§ What is asked:
1: Set down the part of the chapter on creating and populating the SQL database starting with "Joining this table" and going on through "I handle that?".
2: In the chapter on creating and populating the SQL database, list the names of the four tables combined in the first code snippet.
3: Extend the chapter on creating and populating the SQL database, picking up after its final sentence.

>> Start Document passage

Chapter 3 Creating & Populating SQL Database

3.1 Aggregating University-Level Variables

Since we’ve made sure grants, research outputs, and enrollment numbers all have the fiscal year + College identifier, joining those tables together is easy:

university_variables <- full_join(spring_enrollment, fall_enrollment, by = "fy_college") %>%
  full_join(research_output_counts, by = "fy_college") %>%
  full_join(grant_funding, by = "fy_college")

However, here we run into a problem about the range of the fiscal year + College identifiers. The Library’s VERSO system has assets going back to the mid-20th century all the way up to 2024. But, the raw data doesn’t include enrollment or grant numbers for that entire range.

Turns out, according to…

print(sort(na.omit(spring_enrollment_sums$fy_college))[1]) # sort the fy_college columns and get the first member
print(sort(na.omit(spring_enrollment_sums$fy_college))[length(na.omit(spring_enrollment_sums$fy_college))]) # get the last member
print(sort(na.omit(fall_enrollment_sums$fy_college))[1])
print(sort(na.omit(fall_enrollment_sums$fy_college))[length(na.omit(fall_enrollment_sums$fy_college))])
print(sort(na.omit(research_output_counts$fy_college))[1])
print(sort(na.omit(research_output_counts$fy_college))[length(na.omit(research_output_counts$fy_college))])
print(sort(na.omit(grant_funding$fy_college))[1])
print(sort(na.omit(grant_funding$fy_college))[length(na.omit(grant_funding$fy_college))])

…our raw data only covers all of these variables from FY 2015 to 2022. Rather than deal with incomplete data, I chose to omit all other years.

Joining this table also forced me to make an interesting decision about enrollment. Spring and fall enrollment came in two different tables, and the numbers in each are slightly different. Given that the observational unit is the fiscal year that spans both terms, how should I handle that?

Again, if we might want our assessment to tell a story about how the number of people enrolled in the University affects Library database use, it seems plausible to just add the two numbers. Originally, this seemed odd to me because many of the people enrolled in fall semester will probably also be enrolled in spring semester so it seemed like double-counting. However, similar to research outputs, we’re not interested in individual people per se, but instead the effort they might expend at the University, leading them to use Library resources. Someone enrolled for two semesters presumably expends two semesters’ worth of effort, so they can plausibly be counted twice.

This is imprecise but, again, at least we’ve codified (code-ified! :D) the assumption:

%>%
  na.omit(fy_college) %>% # remove anything not between 2015-2022
  mutate(total_enrollment = enrollment.x+enrollment.y %>% # sum spring & fall enrollment 
  select(-enrollment.x, # remove columns that are no longer necessary
         -enrollment.y)

3.2 Aggregating Library Database Usage Data

This is where my second, and more serious, error with tidiness occurred.

>> End Document passage
>> Start Data lines

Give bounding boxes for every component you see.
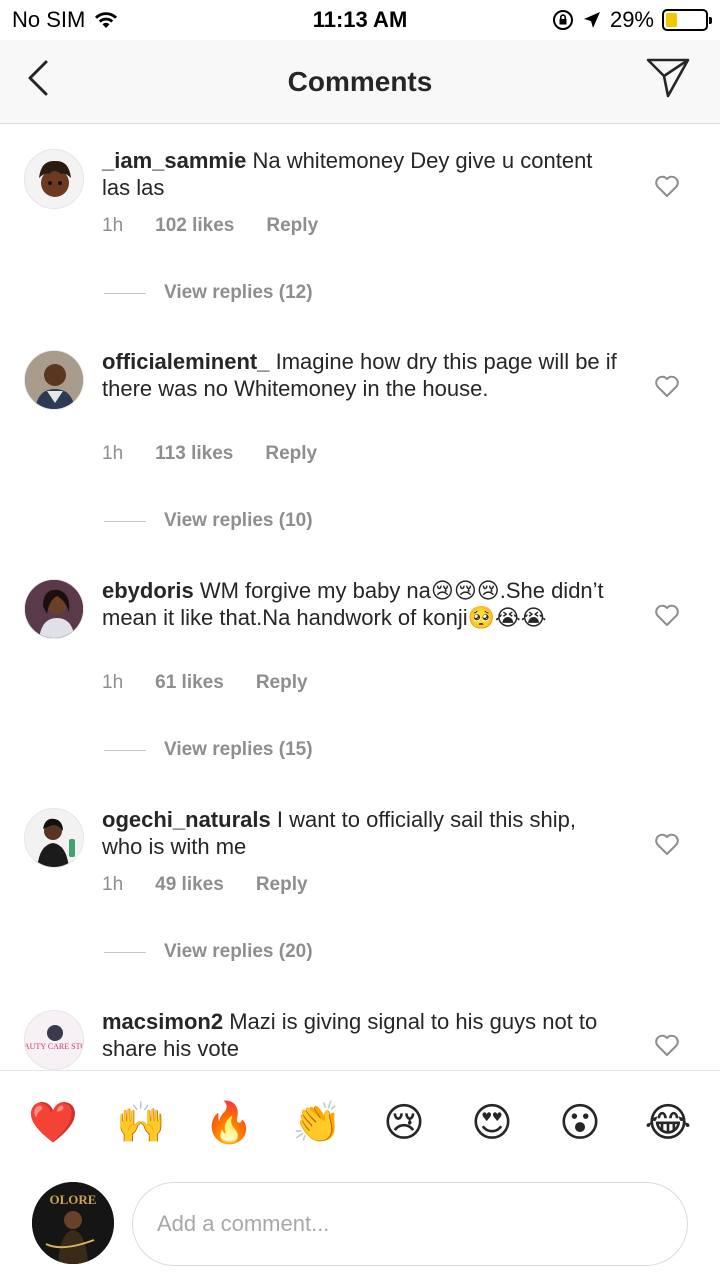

>> End Data lines

§ Exercise results:
1:
Joining this table also forced me to make an interesting decision about enrollment. Spring and fall enrollment came in two different tables, and the numbers in each are slightly different. Given that the observational unit is the fiscal year that spans both terms, how should I handle that?

2:
spring_enrollment
fall_enrollment
research_output_counts
grant_funding

3:
Essentially, the original spreadsheet contained a Library database in each row. But, the database view counts for every month from fiscal year 2015 - 2022 each had their own column. So, Web of Science would have a columns for ‘2015.07 total views’, ‘2015.08 total views’, etc. My mistake was to just sum the proper columns for each row:

database_stats <- left_join(az_database_usage, az_database_list, by = join_by(ID == id)) # join data.frames containing database names, id's etc., with dataframe containing usage info
database_stats <- database_stats %>% 
  mutate(total_views_fy15 = rowSums(database_stats[,12:23]), # sum monthly viewership columns into fiscal year viewerships
         total_views_fy16 = rowSums(database_stats[,24:35]),
         total_views_fy17 = rowSums(database_stats[,36:47]),
         total_views_fy18 = rowSums(database_stats[,48:59]),
         total_views_fy19 = rowSums(database_stats[,60:71]),
         total_views_fy20 = rowSums(database_stats[,72:83]),
         total_views_fy21 = rowSums(database_stats[,84:95]),
         total_views_fy22 = rowSums(database_stats[,96:107]),
         total_views_fy23 = rowSums(database_stats[,108:119]),
         remaining_views = rowSums(database_stats[,c(5:11,120:125)]),
  ) %>% 
  select(
    database_id = "ID",
    database_name = "Name",
    database_subjects = "subjects",
    total_database_views = "Total",
    total_views_fy15,
    total_views_fy16,
    total_views_fy17,
    total_views_fy18,
    total_views_fy19,
    total_views_fy20,
    total_views_fy21,
    total_views_fy22,
    # total_views_fy23,
    # remaining_views,
  )

### 
# debug
# database_stats <- database_stats %>% 
#   mutate(math_check = rowSums(database_stats[,5:14]) == total_database_views) %>% 
#   filter(math_check == FALSE)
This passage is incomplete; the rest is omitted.